Description of the task >> Print every line of the data below verbatim, with nothing added, dropped, or altered.
>> begin
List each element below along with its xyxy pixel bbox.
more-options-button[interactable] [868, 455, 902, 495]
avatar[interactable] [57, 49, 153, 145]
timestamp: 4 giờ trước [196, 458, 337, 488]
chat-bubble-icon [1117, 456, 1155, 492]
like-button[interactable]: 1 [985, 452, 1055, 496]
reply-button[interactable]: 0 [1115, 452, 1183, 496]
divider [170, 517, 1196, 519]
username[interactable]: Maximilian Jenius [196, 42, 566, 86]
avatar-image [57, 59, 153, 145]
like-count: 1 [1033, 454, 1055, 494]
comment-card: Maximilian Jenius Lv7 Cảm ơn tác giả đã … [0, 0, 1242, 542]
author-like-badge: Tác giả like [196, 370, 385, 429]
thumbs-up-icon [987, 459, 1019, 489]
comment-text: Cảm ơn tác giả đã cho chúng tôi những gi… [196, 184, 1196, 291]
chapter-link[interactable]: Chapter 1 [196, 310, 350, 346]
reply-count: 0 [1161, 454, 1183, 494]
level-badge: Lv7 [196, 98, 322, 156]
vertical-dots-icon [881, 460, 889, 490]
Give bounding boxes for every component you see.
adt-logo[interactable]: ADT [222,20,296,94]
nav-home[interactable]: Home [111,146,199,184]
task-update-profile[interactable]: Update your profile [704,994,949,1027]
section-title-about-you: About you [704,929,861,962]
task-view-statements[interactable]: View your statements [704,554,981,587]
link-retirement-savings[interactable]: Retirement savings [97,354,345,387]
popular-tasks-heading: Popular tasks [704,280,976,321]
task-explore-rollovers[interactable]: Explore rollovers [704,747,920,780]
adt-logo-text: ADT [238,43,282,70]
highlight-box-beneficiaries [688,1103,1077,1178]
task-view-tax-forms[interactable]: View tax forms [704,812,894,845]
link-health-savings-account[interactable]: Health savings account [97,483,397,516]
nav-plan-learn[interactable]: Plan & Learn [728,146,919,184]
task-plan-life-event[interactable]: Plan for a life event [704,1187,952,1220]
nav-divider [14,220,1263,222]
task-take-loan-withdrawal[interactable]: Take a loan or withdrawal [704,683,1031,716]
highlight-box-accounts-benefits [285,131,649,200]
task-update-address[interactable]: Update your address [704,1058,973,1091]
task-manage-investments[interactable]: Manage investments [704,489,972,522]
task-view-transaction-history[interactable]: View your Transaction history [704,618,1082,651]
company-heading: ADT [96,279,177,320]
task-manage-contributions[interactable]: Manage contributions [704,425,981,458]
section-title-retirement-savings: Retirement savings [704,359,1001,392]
>> end
Task solution >>
List each element below along with its xyxy pixel bbox.
more-options-button[interactable] [868, 455, 902, 495]
avatar[interactable] [57, 49, 153, 145]
timestamp: 4 giờ trước [196, 458, 337, 488]
chat-bubble-icon [1117, 456, 1155, 492]
like-button[interactable]: 1 [985, 452, 1055, 496]
reply-button[interactable]: 0 [1115, 452, 1183, 496]
divider [170, 517, 1196, 519]
username[interactable]: Maximilian Jenius [196, 42, 566, 86]
avatar-image [57, 59, 153, 145]
like-count: 1 [1033, 454, 1055, 494]
comment-card: Maximilian Jenius Lv7 Cảm ơn tác giả đã … [0, 0, 1242, 542]
author-like-badge: Tác giả like [196, 370, 385, 429]
thumbs-up-icon [987, 459, 1019, 489]
comment-text: Cảm ơn tác giả đã cho chúng tôi những gi… [196, 184, 1196, 291]
chapter-link[interactable]: Chapter 1 [196, 310, 350, 346]
reply-count: 0 [1161, 454, 1183, 494]
level-badge: Lv7 [196, 98, 322, 156]
vertical-dots-icon [881, 460, 889, 490]
Give bounding boxes for every component you see.
adt-logo[interactable]: ADT [222,20,296,94]
nav-home[interactable]: Home [111,146,199,184]
task-update-profile[interactable]: Update your profile [704,994,949,1027]
section-title-about-you: About you [704,929,861,962]
task-view-statements[interactable]: View your statements [704,554,981,587]
link-retirement-savings[interactable]: Retirement savings [97,354,345,387]
popular-tasks-heading: Popular tasks [704,280,976,321]
task-explore-rollovers[interactable]: Explore rollovers [704,747,920,780]
adt-logo-text: ADT [238,43,282,70]
highlight-box-beneficiaries [688,1103,1077,1178]
task-view-tax-forms[interactable]: View tax forms [704,812,894,845]
link-health-savings-account[interactable]: Health savings account [97,483,397,516]
nav-plan-learn[interactable]: Plan & Learn [728,146,919,184]
task-plan-life-event[interactable]: Plan for a life event [704,1187,952,1220]
nav-divider [14,220,1263,222]
task-take-loan-withdrawal[interactable]: Take a loan or withdrawal [704,683,1031,716]
highlight-box-accounts-benefits [285,131,649,200]
task-update-address[interactable]: Update your address [704,1058,973,1091]
task-manage-investments[interactable]: Manage investments [704,489,972,522]
task-view-transaction-history[interactable]: View your Transaction history [704,618,1082,651]
company-heading: ADT [96,279,177,320]
task-manage-contributions[interactable]: Manage contributions [704,425,981,458]
section-title-retirement-savings: Retirement savings [704,359,1001,392]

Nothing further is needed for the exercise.